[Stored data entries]

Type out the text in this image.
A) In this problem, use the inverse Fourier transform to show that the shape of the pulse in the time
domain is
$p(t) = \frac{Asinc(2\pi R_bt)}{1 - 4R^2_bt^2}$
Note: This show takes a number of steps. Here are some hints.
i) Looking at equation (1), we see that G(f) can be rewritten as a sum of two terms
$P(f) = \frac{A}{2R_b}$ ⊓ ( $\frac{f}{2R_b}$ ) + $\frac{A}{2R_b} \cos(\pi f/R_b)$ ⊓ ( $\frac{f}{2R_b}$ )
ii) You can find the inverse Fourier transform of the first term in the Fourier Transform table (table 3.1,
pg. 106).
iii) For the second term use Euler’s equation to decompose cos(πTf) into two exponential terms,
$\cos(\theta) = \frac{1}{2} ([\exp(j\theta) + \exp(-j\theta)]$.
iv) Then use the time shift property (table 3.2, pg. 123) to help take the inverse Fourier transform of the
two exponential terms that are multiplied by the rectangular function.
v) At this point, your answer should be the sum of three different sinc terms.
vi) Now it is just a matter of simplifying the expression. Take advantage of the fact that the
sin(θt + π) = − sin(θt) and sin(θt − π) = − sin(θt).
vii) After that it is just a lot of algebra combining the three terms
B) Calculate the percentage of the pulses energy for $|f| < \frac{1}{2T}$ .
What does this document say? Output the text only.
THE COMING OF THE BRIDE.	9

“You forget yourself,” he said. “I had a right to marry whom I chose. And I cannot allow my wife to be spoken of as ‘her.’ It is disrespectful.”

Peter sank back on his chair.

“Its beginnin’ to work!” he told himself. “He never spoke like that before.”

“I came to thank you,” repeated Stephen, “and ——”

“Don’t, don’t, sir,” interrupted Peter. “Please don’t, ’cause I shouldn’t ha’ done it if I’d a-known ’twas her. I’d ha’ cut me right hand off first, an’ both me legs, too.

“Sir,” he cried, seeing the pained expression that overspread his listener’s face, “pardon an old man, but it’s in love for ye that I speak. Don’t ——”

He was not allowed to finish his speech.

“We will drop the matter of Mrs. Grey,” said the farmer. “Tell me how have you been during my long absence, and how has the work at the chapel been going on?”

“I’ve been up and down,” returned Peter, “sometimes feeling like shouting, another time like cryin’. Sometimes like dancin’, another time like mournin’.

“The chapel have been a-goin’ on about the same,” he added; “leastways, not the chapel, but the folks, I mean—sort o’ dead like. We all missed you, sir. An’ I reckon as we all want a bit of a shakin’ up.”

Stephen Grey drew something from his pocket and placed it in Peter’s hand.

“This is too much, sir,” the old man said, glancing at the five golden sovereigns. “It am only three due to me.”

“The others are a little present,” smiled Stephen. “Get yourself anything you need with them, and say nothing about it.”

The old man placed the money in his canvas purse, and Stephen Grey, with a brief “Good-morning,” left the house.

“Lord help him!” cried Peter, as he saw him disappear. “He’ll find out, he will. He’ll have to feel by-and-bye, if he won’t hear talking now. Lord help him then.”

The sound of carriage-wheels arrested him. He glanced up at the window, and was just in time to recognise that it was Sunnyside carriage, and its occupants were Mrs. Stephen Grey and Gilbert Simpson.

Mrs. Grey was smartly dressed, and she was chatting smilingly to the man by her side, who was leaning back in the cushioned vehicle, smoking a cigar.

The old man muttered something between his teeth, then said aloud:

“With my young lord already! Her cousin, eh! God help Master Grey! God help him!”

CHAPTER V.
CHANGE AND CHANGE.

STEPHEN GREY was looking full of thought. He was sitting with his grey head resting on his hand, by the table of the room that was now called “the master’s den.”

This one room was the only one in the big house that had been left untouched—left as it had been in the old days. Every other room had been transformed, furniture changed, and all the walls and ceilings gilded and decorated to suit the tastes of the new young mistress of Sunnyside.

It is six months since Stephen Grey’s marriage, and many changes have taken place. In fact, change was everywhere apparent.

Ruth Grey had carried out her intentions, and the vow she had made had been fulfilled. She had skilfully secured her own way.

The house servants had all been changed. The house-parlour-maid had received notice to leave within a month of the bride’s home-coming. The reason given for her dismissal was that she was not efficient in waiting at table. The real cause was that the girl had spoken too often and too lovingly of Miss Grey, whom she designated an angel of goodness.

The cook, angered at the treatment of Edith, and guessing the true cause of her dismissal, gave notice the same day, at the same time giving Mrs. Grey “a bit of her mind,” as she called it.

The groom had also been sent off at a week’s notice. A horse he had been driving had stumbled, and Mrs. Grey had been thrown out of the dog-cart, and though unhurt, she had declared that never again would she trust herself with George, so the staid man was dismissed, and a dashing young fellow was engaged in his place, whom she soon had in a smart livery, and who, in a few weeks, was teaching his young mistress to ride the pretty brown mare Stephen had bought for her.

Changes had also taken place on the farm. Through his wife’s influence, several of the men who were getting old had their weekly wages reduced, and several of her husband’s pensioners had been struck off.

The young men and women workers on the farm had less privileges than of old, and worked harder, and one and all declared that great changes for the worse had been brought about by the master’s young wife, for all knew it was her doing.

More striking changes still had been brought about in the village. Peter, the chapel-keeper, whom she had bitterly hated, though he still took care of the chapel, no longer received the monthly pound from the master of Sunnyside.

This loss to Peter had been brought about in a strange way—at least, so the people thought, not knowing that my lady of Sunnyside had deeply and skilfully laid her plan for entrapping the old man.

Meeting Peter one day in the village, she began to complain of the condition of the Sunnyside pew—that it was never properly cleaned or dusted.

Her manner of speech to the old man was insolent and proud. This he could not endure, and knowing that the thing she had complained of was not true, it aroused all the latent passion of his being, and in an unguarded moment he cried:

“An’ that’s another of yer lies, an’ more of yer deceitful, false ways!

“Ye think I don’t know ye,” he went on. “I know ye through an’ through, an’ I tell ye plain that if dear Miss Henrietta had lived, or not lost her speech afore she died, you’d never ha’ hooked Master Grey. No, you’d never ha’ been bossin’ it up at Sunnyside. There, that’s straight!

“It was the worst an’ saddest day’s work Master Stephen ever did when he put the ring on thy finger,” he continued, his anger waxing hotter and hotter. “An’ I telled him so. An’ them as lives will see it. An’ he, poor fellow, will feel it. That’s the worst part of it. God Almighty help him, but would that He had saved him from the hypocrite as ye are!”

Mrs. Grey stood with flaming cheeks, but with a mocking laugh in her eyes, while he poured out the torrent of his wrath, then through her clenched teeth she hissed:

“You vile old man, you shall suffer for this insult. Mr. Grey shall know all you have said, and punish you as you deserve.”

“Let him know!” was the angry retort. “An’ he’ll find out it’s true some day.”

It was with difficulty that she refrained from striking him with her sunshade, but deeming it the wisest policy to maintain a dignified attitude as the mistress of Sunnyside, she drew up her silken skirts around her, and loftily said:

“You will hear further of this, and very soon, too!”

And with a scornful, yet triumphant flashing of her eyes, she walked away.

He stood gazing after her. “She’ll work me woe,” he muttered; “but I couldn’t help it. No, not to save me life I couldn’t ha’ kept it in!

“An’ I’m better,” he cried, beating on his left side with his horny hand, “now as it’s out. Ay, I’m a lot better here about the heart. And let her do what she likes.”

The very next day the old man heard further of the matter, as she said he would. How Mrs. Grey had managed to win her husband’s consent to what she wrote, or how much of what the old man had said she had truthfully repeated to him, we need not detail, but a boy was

[SET TASK] Select every line of the material above holding the word "brought" and copy it.

[WRITTEN ANSWER]
The young men and women workers on the farm had less privileges than of old, and worked harder, and one and all declared that great changes for the worse had been brought about by the master’s young wife, for all knew it was her doing.
More striking changes still had been brought about in the village. Peter, the chapel-keeper, whom she had bitterly hated, though he still took care of the chapel, no longer received the monthly pound from the master of Sunnyside.
This loss to Peter had been brought about in a strange way—at least, so the people thought, not knowing that my lady of Sunnyside had deeply and skilfully laid her plan for entrapping the old man.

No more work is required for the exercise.